● **THE PROBLEM**
Copy the records below word for word, but omit the pictures from your copy.
===== EXERCISE INPUTS =====
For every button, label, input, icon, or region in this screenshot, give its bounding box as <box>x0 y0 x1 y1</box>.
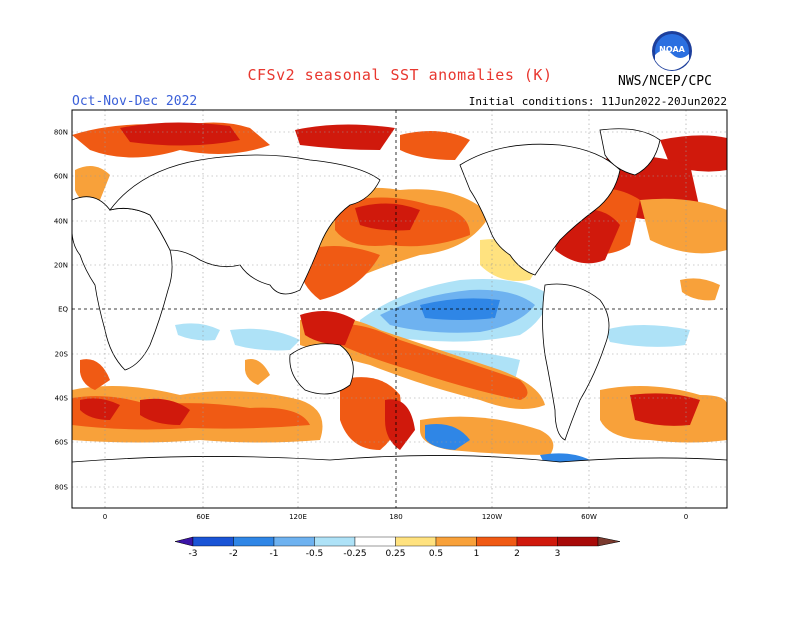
map-grid <box>72 110 727 508</box>
colorbar-tick-label: -0.25 <box>343 549 366 559</box>
colorbar-segment <box>192 536 234 547</box>
lon-label: 60E <box>196 513 209 521</box>
lon-label: 120E <box>289 513 307 521</box>
initial-conditions-label: Initial conditions: 11Jun2022-20Jun2022 <box>468 95 727 108</box>
colorbar-arrow-left <box>174 536 194 547</box>
land-south-america <box>542 283 610 441</box>
map-title: CFSv2 seasonal SST anomalies (K) <box>247 66 553 84</box>
colorbar-segment <box>395 536 437 547</box>
colorbar-segment <box>516 536 558 547</box>
land-australia <box>289 343 354 395</box>
anomaly-other <box>80 278 720 390</box>
colorbar-tick-label: 0.25 <box>385 549 405 559</box>
colorbar-segment <box>233 536 275 547</box>
land-asia <box>109 154 381 295</box>
colorbar-segment <box>557 536 599 547</box>
lat-label: 20S <box>55 351 69 359</box>
map-frame <box>71 109 728 509</box>
colorbar-segment <box>354 536 396 547</box>
lat-label: 60S <box>55 439 69 447</box>
colorbar-tick-label: 0.5 <box>429 549 443 559</box>
lat-label: 40N <box>54 218 68 226</box>
colorbar-tick-label: -3 <box>189 549 198 559</box>
colorbar-tick-label: 3 <box>555 549 561 559</box>
colorbar-tick-label: -2 <box>229 549 238 559</box>
season-label: Oct-Nov-Dec 2022 <box>72 94 198 109</box>
colorbar-tick-label: 2 <box>514 549 520 559</box>
colorbar-segment <box>314 536 356 547</box>
agency-label: NWS/NCEP/CPC <box>618 74 712 89</box>
land <box>72 128 727 508</box>
lon-label: 120W <box>482 513 502 521</box>
lat-label: 80N <box>54 129 68 137</box>
colorbar-tick-label: 1 <box>474 549 480 559</box>
lon-label: 0 <box>103 513 107 521</box>
longitude-labels: 0 60E 120E 180 120W 60W 0 <box>103 513 688 521</box>
lat-label: 60N <box>54 173 68 181</box>
colorbar: -3 -2 -1 -0.5 -0.25 0.25 0.5 1 2 3 <box>174 536 621 559</box>
lon-label: 60W <box>581 513 597 521</box>
land-greenland <box>599 128 661 176</box>
colorbar-segment <box>273 536 315 547</box>
svg-text:NOAA: NOAA <box>659 45 685 54</box>
lat-label: 40S <box>55 395 69 403</box>
land-north-america <box>459 143 621 276</box>
anomaly-south-pacific <box>300 311 545 450</box>
colorbar-tick-label: -1 <box>270 549 279 559</box>
anomaly-southern-ocean <box>72 386 727 471</box>
lon-label: 180 <box>389 513 402 521</box>
anomaly-arctic <box>72 122 727 264</box>
lon-label: 0 <box>684 513 688 521</box>
colorbar-segment <box>476 536 518 547</box>
noaa-logo: NOAA <box>652 31 692 71</box>
colorbar-tick-label: -0.5 <box>306 549 324 559</box>
land-antarctica <box>72 455 727 508</box>
lat-label: 20N <box>54 262 68 270</box>
colorbar-arrow-right <box>597 536 621 547</box>
lat-label: 80S <box>55 484 69 492</box>
colorbar-segment <box>435 536 477 547</box>
latitude-labels: 80N 60N 40N 20N EQ 20S 40S 60S 80S <box>54 129 69 492</box>
lat-label: EQ <box>58 306 68 314</box>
=====
● **ANSWER**
For every button, label, input, icon, or region in this screenshot, give its bounding box as <box>x0 y0 x1 y1</box>.
map-grid <box>72 110 727 508</box>
colorbar-tick-label: -0.25 <box>343 549 366 559</box>
colorbar-segment <box>192 536 234 547</box>
lon-label: 60E <box>196 513 209 521</box>
lon-label: 120E <box>289 513 307 521</box>
initial-conditions-label: Initial conditions: 11Jun2022-20Jun2022 <box>468 95 727 108</box>
colorbar-arrow-left <box>174 536 194 547</box>
land-south-america <box>542 283 610 441</box>
map-title: CFSv2 seasonal SST anomalies (K) <box>247 66 553 84</box>
colorbar-segment <box>395 536 437 547</box>
colorbar-segment <box>516 536 558 547</box>
land-australia <box>289 343 354 395</box>
anomaly-other <box>80 278 720 390</box>
colorbar-tick-label: 0.25 <box>385 549 405 559</box>
colorbar-segment <box>233 536 275 547</box>
land-asia <box>109 154 381 295</box>
colorbar-segment <box>557 536 599 547</box>
lat-label: 20S <box>55 351 69 359</box>
map-frame <box>71 109 728 509</box>
colorbar-segment <box>354 536 396 547</box>
lat-label: 60S <box>55 439 69 447</box>
colorbar-tick-label: 0.5 <box>429 549 443 559</box>
lat-label: 40N <box>54 218 68 226</box>
colorbar-tick-label: -3 <box>189 549 198 559</box>
colorbar-tick-label: 3 <box>555 549 561 559</box>
colorbar-tick-label: -2 <box>229 549 238 559</box>
season-label: Oct-Nov-Dec 2022 <box>72 94 198 109</box>
colorbar-tick-label: 2 <box>514 549 520 559</box>
colorbar-segment <box>314 536 356 547</box>
agency-label: NWS/NCEP/CPC <box>618 74 712 89</box>
land <box>72 128 727 508</box>
lon-label: 120W <box>482 513 502 521</box>
lat-label: 80N <box>54 129 68 137</box>
colorbar-tick-label: 1 <box>474 549 480 559</box>
lon-label: 0 <box>103 513 107 521</box>
longitude-labels: 0 60E 120E 180 120W 60W 0 <box>103 513 688 521</box>
lat-label: 60N <box>54 173 68 181</box>
colorbar: -3 -2 -1 -0.5 -0.25 0.25 0.5 1 2 3 <box>174 536 621 559</box>
lon-label: 60W <box>581 513 597 521</box>
land-greenland <box>599 128 661 176</box>
colorbar-segment <box>273 536 315 547</box>
svg-text:NOAA: NOAA <box>659 45 685 54</box>
lat-label: 40S <box>55 395 69 403</box>
land-north-america <box>459 143 621 276</box>
anomaly-south-pacific <box>300 311 545 450</box>
colorbar-tick-label: -1 <box>270 549 279 559</box>
anomaly-southern-ocean <box>72 386 727 471</box>
lon-label: 180 <box>389 513 402 521</box>
anomaly-arctic <box>72 122 727 264</box>
lon-label: 0 <box>684 513 688 521</box>
colorbar-segment <box>476 536 518 547</box>
noaa-logo: NOAA <box>652 31 692 71</box>
colorbar-tick-label: -0.5 <box>306 549 324 559</box>
land-antarctica <box>72 455 727 508</box>
lat-label: 20N <box>54 262 68 270</box>
colorbar-arrow-right <box>597 536 621 547</box>
lat-label: 80S <box>55 484 69 492</box>
colorbar-segment <box>435 536 477 547</box>
latitude-labels: 80N 60N 40N 20N EQ 20S 40S 60S 80S <box>54 129 69 492</box>
lat-label: EQ <box>58 306 68 314</box>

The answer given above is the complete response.